Collected data:
########

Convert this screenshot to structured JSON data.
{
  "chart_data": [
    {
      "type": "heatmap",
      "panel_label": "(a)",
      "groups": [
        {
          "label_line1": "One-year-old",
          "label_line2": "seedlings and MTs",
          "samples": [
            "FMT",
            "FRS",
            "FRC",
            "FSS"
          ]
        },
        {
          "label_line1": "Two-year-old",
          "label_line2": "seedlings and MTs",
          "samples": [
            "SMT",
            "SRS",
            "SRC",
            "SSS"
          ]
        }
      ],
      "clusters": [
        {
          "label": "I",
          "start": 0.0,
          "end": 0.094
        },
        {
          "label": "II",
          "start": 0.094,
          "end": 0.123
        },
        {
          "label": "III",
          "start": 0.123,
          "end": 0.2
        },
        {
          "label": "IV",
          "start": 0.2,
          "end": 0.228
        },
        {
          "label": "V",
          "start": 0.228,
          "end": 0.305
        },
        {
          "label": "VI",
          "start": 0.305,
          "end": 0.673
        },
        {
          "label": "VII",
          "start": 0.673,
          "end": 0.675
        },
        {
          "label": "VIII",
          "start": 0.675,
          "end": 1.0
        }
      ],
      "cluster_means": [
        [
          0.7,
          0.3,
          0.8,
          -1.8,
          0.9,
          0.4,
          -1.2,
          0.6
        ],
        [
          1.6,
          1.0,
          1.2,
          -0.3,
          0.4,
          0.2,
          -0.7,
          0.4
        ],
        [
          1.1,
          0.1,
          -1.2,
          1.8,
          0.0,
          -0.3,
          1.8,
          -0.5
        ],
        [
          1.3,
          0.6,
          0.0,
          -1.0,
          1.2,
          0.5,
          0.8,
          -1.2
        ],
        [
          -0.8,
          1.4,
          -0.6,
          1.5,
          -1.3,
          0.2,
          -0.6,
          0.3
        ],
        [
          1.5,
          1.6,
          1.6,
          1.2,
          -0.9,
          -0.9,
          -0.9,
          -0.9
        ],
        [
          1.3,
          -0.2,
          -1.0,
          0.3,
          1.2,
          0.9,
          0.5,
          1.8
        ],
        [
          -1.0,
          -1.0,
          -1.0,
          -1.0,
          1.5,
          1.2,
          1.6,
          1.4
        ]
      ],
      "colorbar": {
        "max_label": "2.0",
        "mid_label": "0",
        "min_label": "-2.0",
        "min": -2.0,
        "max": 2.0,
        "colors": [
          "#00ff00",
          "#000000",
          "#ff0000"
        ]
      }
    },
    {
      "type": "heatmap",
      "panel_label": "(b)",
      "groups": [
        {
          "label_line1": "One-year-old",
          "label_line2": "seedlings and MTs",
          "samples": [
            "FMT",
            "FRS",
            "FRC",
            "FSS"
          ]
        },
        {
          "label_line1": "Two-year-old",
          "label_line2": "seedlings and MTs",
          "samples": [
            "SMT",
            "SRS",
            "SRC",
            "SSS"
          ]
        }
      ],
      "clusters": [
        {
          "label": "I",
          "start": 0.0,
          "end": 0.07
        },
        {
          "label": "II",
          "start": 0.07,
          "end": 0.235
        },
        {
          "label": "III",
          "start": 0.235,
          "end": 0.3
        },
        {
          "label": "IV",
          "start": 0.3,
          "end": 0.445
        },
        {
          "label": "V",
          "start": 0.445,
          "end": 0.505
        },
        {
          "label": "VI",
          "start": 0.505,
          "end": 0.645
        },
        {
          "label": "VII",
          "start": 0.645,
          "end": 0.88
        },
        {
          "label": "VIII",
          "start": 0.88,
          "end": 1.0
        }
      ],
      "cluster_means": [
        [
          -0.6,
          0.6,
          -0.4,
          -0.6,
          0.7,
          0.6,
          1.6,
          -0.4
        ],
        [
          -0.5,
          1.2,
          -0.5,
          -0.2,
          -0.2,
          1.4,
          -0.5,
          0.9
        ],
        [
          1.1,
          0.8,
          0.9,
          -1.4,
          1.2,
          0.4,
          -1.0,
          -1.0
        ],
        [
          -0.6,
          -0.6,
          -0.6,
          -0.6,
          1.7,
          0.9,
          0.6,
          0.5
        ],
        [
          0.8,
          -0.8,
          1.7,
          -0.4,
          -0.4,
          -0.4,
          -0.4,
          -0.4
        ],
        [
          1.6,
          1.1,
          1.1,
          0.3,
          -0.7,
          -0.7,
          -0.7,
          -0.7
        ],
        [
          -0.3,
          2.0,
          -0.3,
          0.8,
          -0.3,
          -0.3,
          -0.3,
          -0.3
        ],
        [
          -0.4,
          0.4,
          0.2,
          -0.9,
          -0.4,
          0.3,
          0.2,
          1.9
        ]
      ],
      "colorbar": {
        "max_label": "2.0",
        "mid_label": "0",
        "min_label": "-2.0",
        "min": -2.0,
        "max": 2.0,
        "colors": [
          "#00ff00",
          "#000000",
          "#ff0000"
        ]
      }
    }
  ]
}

########

## PROBLEM DETAILS
Extract the full set of entries word for word.

## RESPONSE TO THE EXERCISE
Convert this screenshot to structured JSON data.
{
  "chart_data": [
    {
      "type": "heatmap",
      "panel_label": "(a)",
      "groups": [
        {
          "label_line1": "One-year-old",
          "label_line2": "seedlings and MTs",
          "samples": [
            "FMT",
            "FRS",
            "FRC",
            "FSS"
          ]
        },
        {
          "label_line1": "Two-year-old",
          "label_line2": "seedlings and MTs",
          "samples": [
            "SMT",
            "SRS",
            "SRC",
            "SSS"
          ]
        }
      ],
      "clusters": [
        {
          "label": "I",
          "start": 0.0,
          "end": 0.094
        },
        {
          "label": "II",
          "start": 0.094,
          "end": 0.123
        },
        {
          "label": "III",
          "start": 0.123,
          "end": 0.2
        },
        {
          "label": "IV",
          "start": 0.2,
          "end": 0.228
        },
        {
          "label": "V",
          "start": 0.228,
          "end": 0.305
        },
        {
          "label": "VI",
          "start": 0.305,
          "end": 0.673
        },
        {
          "label": "VII",
          "start": 0.673,
          "end": 0.675
        },
        {
          "label": "VIII",
          "start": 0.675,
          "end": 1.0
        }
      ],
      "cluster_means": [
        [
          0.7,
          0.3,
          0.8,
          -1.8,
          0.9,
          0.4,
          -1.2,
          0.6
        ],
        [
          1.6,
          1.0,
          1.2,
          -0.3,
          0.4,
          0.2,
          -0.7,
          0.4
        ],
        [
          1.1,
          0.1,
          -1.2,
          1.8,
          0.0,
          -0.3,
          1.8,
          -0.5
        ],
        [
          1.3,
          0.6,
          0.0,
          -1.0,
          1.2,
          0.5,
          0.8,
          -1.2
        ],
        [
          -0.8,
          1.4,
          -0.6,
          1.5,
          -1.3,
          0.2,
          -0.6,
          0.3
        ],
        [
          1.5,
          1.6,
          1.6,
          1.2,
          -0.9,
          -0.9,
          -0.9,
          -0.9
        ],
        [
          1.3,
          -0.2,
          -1.0,
          0.3,
          1.2,
          0.9,
          0.5,
          1.8
        ],
        [
          -1.0,
          -1.0,
          -1.0,
          -1.0,
          1.5,
          1.2,
          1.6,
          1.4
        ]
      ],
      "colorbar": {
        "max_label": "2.0",
        "mid_label": "0",
        "min_label": "-2.0",
        "min": -2.0,
        "max": 2.0,
        "colors": [
          "#00ff00",
          "#000000",
          "#ff0000"
        ]
      }
    },
    {
      "type": "heatmap",
      "panel_label": "(b)",
      "groups": [
        {
          "label_line1": "One-year-old",
          "label_line2": "seedlings and MTs",
          "samples": [
            "FMT",
            "FRS",
            "FRC",
            "FSS"
          ]
        },
        {
          "label_line1": "Two-year-old",
          "label_line2": "seedlings and MTs",
          "samples": [
            "SMT",
            "SRS",
            "SRC",
            "SSS"
          ]
        }
      ],
      "clusters": [
        {
          "label": "I",
          "start": 0.0,
          "end": 0.07
        },
        {
          "label": "II",
          "start": 0.07,
          "end": 0.235
        },
        {
          "label": "III",
          "start": 0.235,
          "end": 0.3
        },
        {
          "label": "IV",
          "start": 0.3,
          "end": 0.445
        },
        {
          "label": "V",
          "start": 0.445,
          "end": 0.505
        },
        {
          "label": "VI",
          "start": 0.505,
          "end": 0.645
        },
        {
          "label": "VII",
          "start": 0.645,
          "end": 0.88
        },
        {
          "label": "VIII",
          "start": 0.88,
          "end": 1.0
        }
      ],
      "cluster_means": [
        [
          -0.6,
          0.6,
          -0.4,
          -0.6,
          0.7,
          0.6,
          1.6,
          -0.4
        ],
        [
          -0.5,
          1.2,
          -0.5,
          -0.2,
          -0.2,
          1.4,
          -0.5,
          0.9
        ],
        [
          1.1,
          0.8,
          0.9,
          -1.4,
          1.2,
          0.4,
          -1.0,
          -1.0
        ],
        [
          -0.6,
          -0.6,
          -0.6,
          -0.6,
          1.7,
          0.9,
          0.6,
          0.5
        ],
        [
          0.8,
          -0.8,
          1.7,
          -0.4,
          -0.4,
          -0.4,
          -0.4,
          -0.4
        ],
        [
          1.6,
          1.1,
          1.1,
          0.3,
          -0.7,
          -0.7,
          -0.7,
          -0.7
        ],
        [
          -0.3,
          2.0,
          -0.3,
          0.8,
          -0.3,
          -0.3,
          -0.3,
          -0.3
        ],
        [
          -0.4,
          0.4,
          0.2,
          -0.9,
          -0.4,
          0.3,
          0.2,
          1.9
        ]
      ],
      "colorbar": {
        "max_label": "2.0",
        "mid_label": "0",
        "min_label": "-2.0",
        "min": -2.0,
        "max": 2.0,
        "colors": [
          "#00ff00",
          "#000000",
          "#ff0000"
        ]
      }
    }
  ]
}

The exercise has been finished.